Exercise objective
Each record below should appear again exactly as written.

Items from a figure collection

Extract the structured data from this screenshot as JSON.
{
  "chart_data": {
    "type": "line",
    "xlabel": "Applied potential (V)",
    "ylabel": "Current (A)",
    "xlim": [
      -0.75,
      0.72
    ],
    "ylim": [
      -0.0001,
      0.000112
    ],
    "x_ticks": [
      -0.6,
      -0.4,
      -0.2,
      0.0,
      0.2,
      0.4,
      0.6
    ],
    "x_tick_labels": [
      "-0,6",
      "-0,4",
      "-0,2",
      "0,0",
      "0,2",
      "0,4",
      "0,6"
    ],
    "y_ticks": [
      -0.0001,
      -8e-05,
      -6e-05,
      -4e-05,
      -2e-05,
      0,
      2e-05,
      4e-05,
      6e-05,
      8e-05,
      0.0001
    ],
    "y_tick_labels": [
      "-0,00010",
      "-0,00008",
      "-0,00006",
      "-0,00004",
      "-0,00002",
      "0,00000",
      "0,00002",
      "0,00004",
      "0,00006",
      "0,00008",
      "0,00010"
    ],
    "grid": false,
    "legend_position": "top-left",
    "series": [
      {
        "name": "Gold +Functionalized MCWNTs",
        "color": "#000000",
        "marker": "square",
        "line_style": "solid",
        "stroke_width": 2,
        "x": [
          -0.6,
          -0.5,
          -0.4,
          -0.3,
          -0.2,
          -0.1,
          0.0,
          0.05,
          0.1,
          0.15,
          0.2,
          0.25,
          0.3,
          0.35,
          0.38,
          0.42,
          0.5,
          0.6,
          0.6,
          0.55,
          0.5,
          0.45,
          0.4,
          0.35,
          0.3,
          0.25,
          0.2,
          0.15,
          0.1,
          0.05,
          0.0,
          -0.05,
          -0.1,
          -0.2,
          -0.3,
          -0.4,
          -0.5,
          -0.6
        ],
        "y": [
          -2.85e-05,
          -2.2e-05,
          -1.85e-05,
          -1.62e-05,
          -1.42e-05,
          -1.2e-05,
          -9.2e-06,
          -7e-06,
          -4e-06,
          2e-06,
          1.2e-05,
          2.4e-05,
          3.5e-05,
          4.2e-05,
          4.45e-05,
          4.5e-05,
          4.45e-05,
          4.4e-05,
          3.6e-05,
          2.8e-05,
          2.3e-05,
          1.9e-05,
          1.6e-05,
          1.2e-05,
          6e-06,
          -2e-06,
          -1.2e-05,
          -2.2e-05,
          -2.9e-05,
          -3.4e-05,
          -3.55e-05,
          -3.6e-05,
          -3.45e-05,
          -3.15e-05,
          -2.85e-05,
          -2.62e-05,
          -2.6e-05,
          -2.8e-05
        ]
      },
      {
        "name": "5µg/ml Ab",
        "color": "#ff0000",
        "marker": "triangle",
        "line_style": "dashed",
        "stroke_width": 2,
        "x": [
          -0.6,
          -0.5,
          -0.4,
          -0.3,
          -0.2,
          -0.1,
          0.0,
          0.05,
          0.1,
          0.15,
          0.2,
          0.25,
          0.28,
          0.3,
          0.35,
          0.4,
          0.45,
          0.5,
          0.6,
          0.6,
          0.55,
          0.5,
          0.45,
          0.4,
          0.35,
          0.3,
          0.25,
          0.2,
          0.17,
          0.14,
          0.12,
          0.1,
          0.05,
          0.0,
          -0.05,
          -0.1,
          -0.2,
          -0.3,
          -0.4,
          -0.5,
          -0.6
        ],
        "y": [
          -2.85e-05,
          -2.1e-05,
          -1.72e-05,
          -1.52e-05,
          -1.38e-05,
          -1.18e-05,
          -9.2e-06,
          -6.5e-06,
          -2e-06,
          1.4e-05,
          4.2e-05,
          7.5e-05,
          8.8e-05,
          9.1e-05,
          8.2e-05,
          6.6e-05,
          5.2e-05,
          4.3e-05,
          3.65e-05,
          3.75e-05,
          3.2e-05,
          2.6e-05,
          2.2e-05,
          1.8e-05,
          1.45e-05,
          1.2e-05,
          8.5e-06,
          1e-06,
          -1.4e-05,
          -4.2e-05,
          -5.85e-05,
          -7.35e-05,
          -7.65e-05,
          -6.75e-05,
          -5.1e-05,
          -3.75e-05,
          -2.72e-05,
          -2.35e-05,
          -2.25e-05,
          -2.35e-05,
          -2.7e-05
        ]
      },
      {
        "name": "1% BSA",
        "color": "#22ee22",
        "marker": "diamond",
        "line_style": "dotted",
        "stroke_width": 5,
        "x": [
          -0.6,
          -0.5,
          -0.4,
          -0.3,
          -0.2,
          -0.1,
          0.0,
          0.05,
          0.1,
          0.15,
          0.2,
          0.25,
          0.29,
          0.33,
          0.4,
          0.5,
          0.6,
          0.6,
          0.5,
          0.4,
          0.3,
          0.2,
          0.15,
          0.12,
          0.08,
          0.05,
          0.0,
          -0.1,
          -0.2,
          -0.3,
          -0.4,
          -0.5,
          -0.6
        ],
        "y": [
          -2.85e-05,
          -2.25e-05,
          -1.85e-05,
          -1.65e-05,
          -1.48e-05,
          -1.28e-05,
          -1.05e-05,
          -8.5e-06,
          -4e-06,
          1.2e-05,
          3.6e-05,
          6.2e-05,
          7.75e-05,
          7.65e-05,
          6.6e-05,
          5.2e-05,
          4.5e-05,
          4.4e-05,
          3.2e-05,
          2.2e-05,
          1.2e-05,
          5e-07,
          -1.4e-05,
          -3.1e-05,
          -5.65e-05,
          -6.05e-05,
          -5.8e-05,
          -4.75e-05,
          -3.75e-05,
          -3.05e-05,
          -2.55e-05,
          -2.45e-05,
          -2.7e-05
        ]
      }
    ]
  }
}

Result of the exercise
Extract the structured data from this screenshot as JSON.
{
  "chart_data": {
    "type": "line",
    "xlabel": "Applied potential (V)",
    "ylabel": "Current (A)",
    "xlim": [
      -0.75,
      0.72
    ],
    "ylim": [
      -0.0001,
      0.000112
    ],
    "x_ticks": [
      -0.6,
      -0.4,
      -0.2,
      0.0,
      0.2,
      0.4,
      0.6
    ],
    "x_tick_labels": [
      "-0,6",
      "-0,4",
      "-0,2",
      "0,0",
      "0,2",
      "0,4",
      "0,6"
    ],
    "y_ticks": [
      -0.0001,
      -8e-05,
      -6e-05,
      -4e-05,
      -2e-05,
      0,
      2e-05,
      4e-05,
      6e-05,
      8e-05,
      0.0001
    ],
    "y_tick_labels": [
      "-0,00010",
      "-0,00008",
      "-0,00006",
      "-0,00004",
      "-0,00002",
      "0,00000",
      "0,00002",
      "0,00004",
      "0,00006",
      "0,00008",
      "0,00010"
    ],
    "grid": false,
    "legend_position": "top-left",
    "series": [
      {
        "name": "Gold +Functionalized MCWNTs",
        "color": "#000000",
        "marker": "square",
        "line_style": "solid",
        "stroke_width": 2,
        "x": [
          -0.6,
          -0.5,
          -0.4,
          -0.3,
          -0.2,
          -0.1,
          0.0,
          0.05,
          0.1,
          0.15,
          0.2,
          0.25,
          0.3,
          0.35,
          0.38,
          0.42,
          0.5,
          0.6,
          0.6,
          0.55,
          0.5,
          0.45,
          0.4,
          0.35,
          0.3,
          0.25,
          0.2,
          0.15,
          0.1,
          0.05,
          0.0,
          -0.05,
          -0.1,
          -0.2,
          -0.3,
          -0.4,
          -0.5,
          -0.6
        ],
        "y": [
          -2.85e-05,
          -2.2e-05,
          -1.85e-05,
          -1.62e-05,
          -1.42e-05,
          -1.2e-05,
          -9.2e-06,
          -7e-06,
          -4e-06,
          2e-06,
          1.2e-05,
          2.4e-05,
          3.5e-05,
          4.2e-05,
          4.45e-05,
          4.5e-05,
          4.45e-05,
          4.4e-05,
          3.6e-05,
          2.8e-05,
          2.3e-05,
          1.9e-05,
          1.6e-05,
          1.2e-05,
          6e-06,
          -2e-06,
          -1.2e-05,
          -2.2e-05,
          -2.9e-05,
          -3.4e-05,
          -3.55e-05,
          -3.6e-05,
          -3.45e-05,
          -3.15e-05,
          -2.85e-05,
          -2.62e-05,
          -2.6e-05,
          -2.8e-05
        ]
      },
      {
        "name": "5µg/ml Ab",
        "color": "#ff0000",
        "marker": "triangle",
        "line_style": "dashed",
        "stroke_width": 2,
        "x": [
          -0.6,
          -0.5,
          -0.4,
          -0.3,
          -0.2,
          -0.1,
          0.0,
          0.05,
          0.1,
          0.15,
          0.2,
          0.25,
          0.28,
          0.3,
          0.35,
          0.4,
          0.45,
          0.5,
          0.6,
          0.6,
          0.55,
          0.5,
          0.45,
          0.4,
          0.35,
          0.3,
          0.25,
          0.2,
          0.17,
          0.14,
          0.12,
          0.1,
          0.05,
          0.0,
          -0.05,
          -0.1,
          -0.2,
          -0.3,
          -0.4,
          -0.5,
          -0.6
        ],
        "y": [
          -2.85e-05,
          -2.1e-05,
          -1.72e-05,
          -1.52e-05,
          -1.38e-05,
          -1.18e-05,
          -9.2e-06,
          -6.5e-06,
          -2e-06,
          1.4e-05,
          4.2e-05,
          7.5e-05,
          8.8e-05,
          9.1e-05,
          8.2e-05,
          6.6e-05,
          5.2e-05,
          4.3e-05,
          3.65e-05,
          3.75e-05,
          3.2e-05,
          2.6e-05,
          2.2e-05,
          1.8e-05,
          1.45e-05,
          1.2e-05,
          8.5e-06,
          1e-06,
          -1.4e-05,
          -4.2e-05,
          -5.85e-05,
          -7.35e-05,
          -7.65e-05,
          -6.75e-05,
          -5.1e-05,
          -3.75e-05,
          -2.72e-05,
          -2.35e-05,
          -2.25e-05,
          -2.35e-05,
          -2.7e-05
        ]
      },
      {
        "name": "1% BSA",
        "color": "#22ee22",
        "marker": "diamond",
        "line_style": "dotted",
        "stroke_width": 5,
        "x": [
          -0.6,
          -0.5,
          -0.4,
          -0.3,
          -0.2,
          -0.1,
          0.0,
          0.05,
          0.1,
          0.15,
          0.2,
          0.25,
          0.29,
          0.33,
          0.4,
          0.5,
          0.6,
          0.6,
          0.5,
          0.4,
          0.3,
          0.2,
          0.15,
          0.12,
          0.08,
          0.05,
          0.0,
          -0.1,
          -0.2,
          -0.3,
          -0.4,
          -0.5,
          -0.6
        ],
        "y": [
          -2.85e-05,
          -2.25e-05,
          -1.85e-05,
          -1.65e-05,
          -1.48e-05,
          -1.28e-05,
          -1.05e-05,
          -8.5e-06,
          -4e-06,
          1.2e-05,
          3.6e-05,
          6.2e-05,
          7.75e-05,
          7.65e-05,
          6.6e-05,
          5.2e-05,
          4.5e-05,
          4.4e-05,
          3.2e-05,
          2.2e-05,
          1.2e-05,
          5e-07,
          -1.4e-05,
          -3.1e-05,
          -5.65e-05,
          -6.05e-05,
          -5.8e-05,
          -4.75e-05,
          -3.75e-05,
          -3.05e-05,
          -2.55e-05,
          -2.45e-05,
          -2.7e-05
        ]
      }
    ]
  }
}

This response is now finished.